Problem >> Locate every line in the records below that holds the word "handle" and return each one.

Material for this exercise >>
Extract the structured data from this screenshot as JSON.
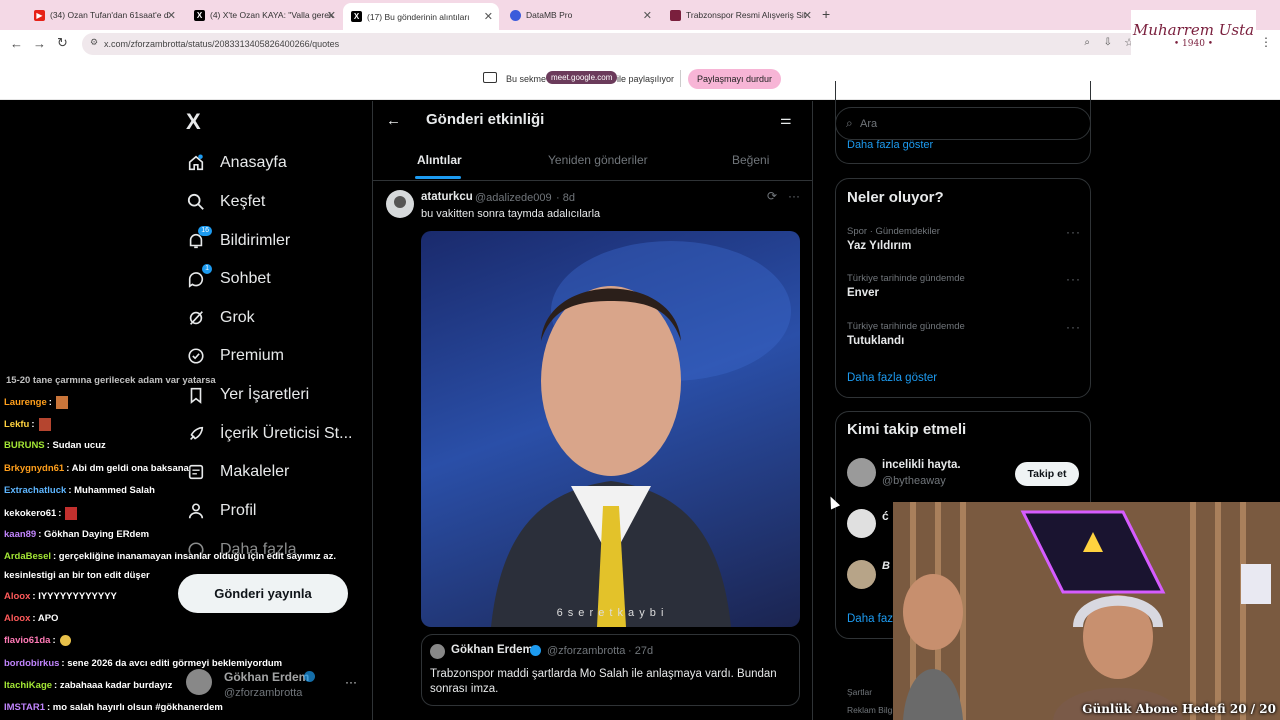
{
  "browser": {
    "tabs": [
      {
        "title": "(34) Ozan Tufan'dan 61saat'e d",
        "icon": "youtube-icon",
        "color": "#e62117"
      },
      {
        "title": "(4) X'te Ozan KAYA: \"Valla gerek",
        "icon": "x-icon",
        "color": "#000000"
      },
      {
        "title": "(17) Bu gönderinin alıntıları",
        "icon": "x-icon",
        "color": "#000000"
      },
      {
        "title": "DataMB Pro",
        "icon": "datamb-icon",
        "color": "#3b5bdb"
      },
      {
        "title": "Trabzonspor Resmi Alışveriş Sit",
        "icon": "trabzonspor-icon",
        "color": "#7a1f3d"
      }
    ],
    "new_tab": "+",
    "url": "x.com/zforzambrotta/status/2083313405826400266/quotes"
  },
  "share_bar": {
    "prefix": "Bu sekme",
    "domain": "meet.google.com",
    "suffix": "ile paylaşılıyor",
    "stop_button": "Paylaşmayı durdur"
  },
  "sidebar": {
    "logo": "X",
    "items": [
      {
        "label": "Anasayfa",
        "icon": "home-icon"
      },
      {
        "label": "Keşfet",
        "icon": "search-icon"
      },
      {
        "label": "Bildirimler",
        "icon": "bell-icon",
        "badge": "16"
      },
      {
        "label": "Sohbet",
        "icon": "chat-icon",
        "badge": "1"
      },
      {
        "label": "Grok",
        "icon": "grok-icon"
      },
      {
        "label": "Premium",
        "icon": "premium-icon"
      },
      {
        "label": "Yer İşaretleri",
        "icon": "bookmark-icon"
      },
      {
        "label": "İçerik Üreticisi St...",
        "icon": "rocket-icon"
      },
      {
        "label": "Makaleler",
        "icon": "article-icon"
      },
      {
        "label": "Profil",
        "icon": "profile-icon"
      },
      {
        "label": "Daha fazla",
        "icon": "more-icon"
      }
    ],
    "post_button": "Gönderi yayınla",
    "account": {
      "name": "Gökhan Erdem",
      "handle": "@zforzambrotta"
    }
  },
  "main": {
    "header": "Gönderi etkinliği",
    "tabs": [
      "Alıntılar",
      "Yeniden gönderiler",
      "Beğeni"
    ],
    "post": {
      "name": "ataturkcu",
      "handle": "@adalizede009",
      "time": "· 8d",
      "text": "bu vakitten sonra taymda adalıcılarla",
      "video_caption": "6 s e r e t k a y b i",
      "quoted": {
        "name": "Gökhan Erdem",
        "handle": "@zforzambrotta",
        "time": "· 27d",
        "text_line1": "Trabzonspor maddi şartlarda Mo Salah ile anlaşmaya vardı. Bundan",
        "text_line2": "sonrası imza."
      }
    }
  },
  "right": {
    "search_placeholder": "Ara",
    "show_more_top": "Daha fazla göster",
    "trends_title": "Neler oluyor?",
    "trends": [
      {
        "meta": "Spor · Gündemdekiler",
        "title": "Yaz Yıldırım"
      },
      {
        "meta": "Türkiye tarihinde gündemde",
        "title": "Enver"
      },
      {
        "meta": "Türkiye tarihinde gündemde",
        "title": "Tutuklandı"
      }
    ],
    "show_more": "Daha fazla göster",
    "follow_title": "Kimi takip etmeli",
    "follow_first": {
      "name": "incelikli hayta.",
      "handle": "@bytheaway",
      "button": "Takip et"
    },
    "follow_partial": [
      "ć",
      "B"
    ],
    "show_more_follow": "Daha faz",
    "footer": [
      "Şartlar",
      "Reklam Bilgi"
    ]
  },
  "stream": {
    "logo_line1": "Muharrem Usta",
    "logo_line2": "• 1940 •",
    "goal": "Günlük Abone Hedefi 20 / 20",
    "chat": [
      {
        "user": "",
        "msg": "15-20 tane çarmına gerilecek adam var yatarsa",
        "color": "#cc66ff"
      },
      {
        "user": "Laurenge",
        "msg": ":",
        "color": "#ff9f1c"
      },
      {
        "user": "Lekfu",
        "msg": ":",
        "color": "#ffd23f"
      },
      {
        "user": "BURUNS",
        "msg": ": Sudan ucuz",
        "color": "#a3e635"
      },
      {
        "user": "Brkygnydn61",
        "msg": ": Abi dm geldi ona baksana",
        "color": "#ff9f1c"
      },
      {
        "user": "Extrachatluck",
        "msg": ": Muhammed Salah",
        "color": "#5eb6ff"
      },
      {
        "user": "kekokero61",
        "msg": ":",
        "color": "#ffffff"
      },
      {
        "user": "kaan89",
        "msg": ": Gökhan Daying ERdem",
        "color": "#c084fc"
      },
      {
        "user": "ArdaBesel",
        "msg": ": gerçekliğine inanamayan insanlar olduğu için edit sayımız az.",
        "color": "#a3e635"
      },
      {
        "user": "",
        "msg": "kesinlestigi an bir ton edit düşer",
        "color": "#ffffff"
      },
      {
        "user": "Aloox",
        "msg": ": IYYYYYYYYYYYY",
        "color": "#ff5a5a"
      },
      {
        "user": "Aloox",
        "msg": ": APO",
        "color": "#ff5a5a"
      },
      {
        "user": "flavio61da",
        "msg": ":",
        "color": "#ff7ab6"
      },
      {
        "user": "bordobirkus",
        "msg": ": sene 2026 da avcı editi görmeyi beklemiyordum",
        "color": "#c084fc"
      },
      {
        "user": "ItachiKage",
        "msg": ": zabahaaa kadar burdayız",
        "color": "#a3e635"
      },
      {
        "user": "IMSTAR1",
        "msg": ": mo salah hayırlı olsun #gökhanerdem",
        "color": "#c084fc"
      }
    ]
  }
}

Task result >>
      "handle": "@zforzambrotta"
      "handle": "@adalizede009",
        "handle": "@zforzambrotta",
      "handle": "@bytheaway",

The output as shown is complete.